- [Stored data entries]

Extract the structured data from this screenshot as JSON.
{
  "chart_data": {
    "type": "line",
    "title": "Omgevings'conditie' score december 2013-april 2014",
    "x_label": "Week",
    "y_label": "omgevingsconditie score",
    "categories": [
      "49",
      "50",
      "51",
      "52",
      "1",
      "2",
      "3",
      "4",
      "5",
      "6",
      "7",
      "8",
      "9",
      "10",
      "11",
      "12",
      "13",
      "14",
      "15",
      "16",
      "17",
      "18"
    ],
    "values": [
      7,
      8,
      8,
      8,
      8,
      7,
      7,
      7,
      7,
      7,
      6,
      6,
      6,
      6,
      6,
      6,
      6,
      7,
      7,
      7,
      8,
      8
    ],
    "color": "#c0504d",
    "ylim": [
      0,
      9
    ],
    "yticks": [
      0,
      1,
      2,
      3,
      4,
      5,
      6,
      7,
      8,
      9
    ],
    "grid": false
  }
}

- [Task details]
Transcribe the full listing above without leaving anything out.

- [Correct result]
Extract the structured data from this screenshot as JSON.
{
  "chart_data": {
    "type": "line",
    "title": "Omgevings'conditie' score december 2013-april 2014",
    "x_label": "Week",
    "y_label": "omgevingsconditie score",
    "categories": [
      "49",
      "50",
      "51",
      "52",
      "1",
      "2",
      "3",
      "4",
      "5",
      "6",
      "7",
      "8",
      "9",
      "10",
      "11",
      "12",
      "13",
      "14",
      "15",
      "16",
      "17",
      "18"
    ],
    "values": [
      7,
      8,
      8,
      8,
      8,
      7,
      7,
      7,
      7,
      7,
      6,
      6,
      6,
      6,
      6,
      6,
      6,
      7,
      7,
      7,
      8,
      8
    ],
    "color": "#c0504d",
    "ylim": [
      0,
      9
    ],
    "yticks": [
      0,
      1,
      2,
      3,
      4,
      5,
      6,
      7,
      8,
      9
    ],
    "grid": false
  }
}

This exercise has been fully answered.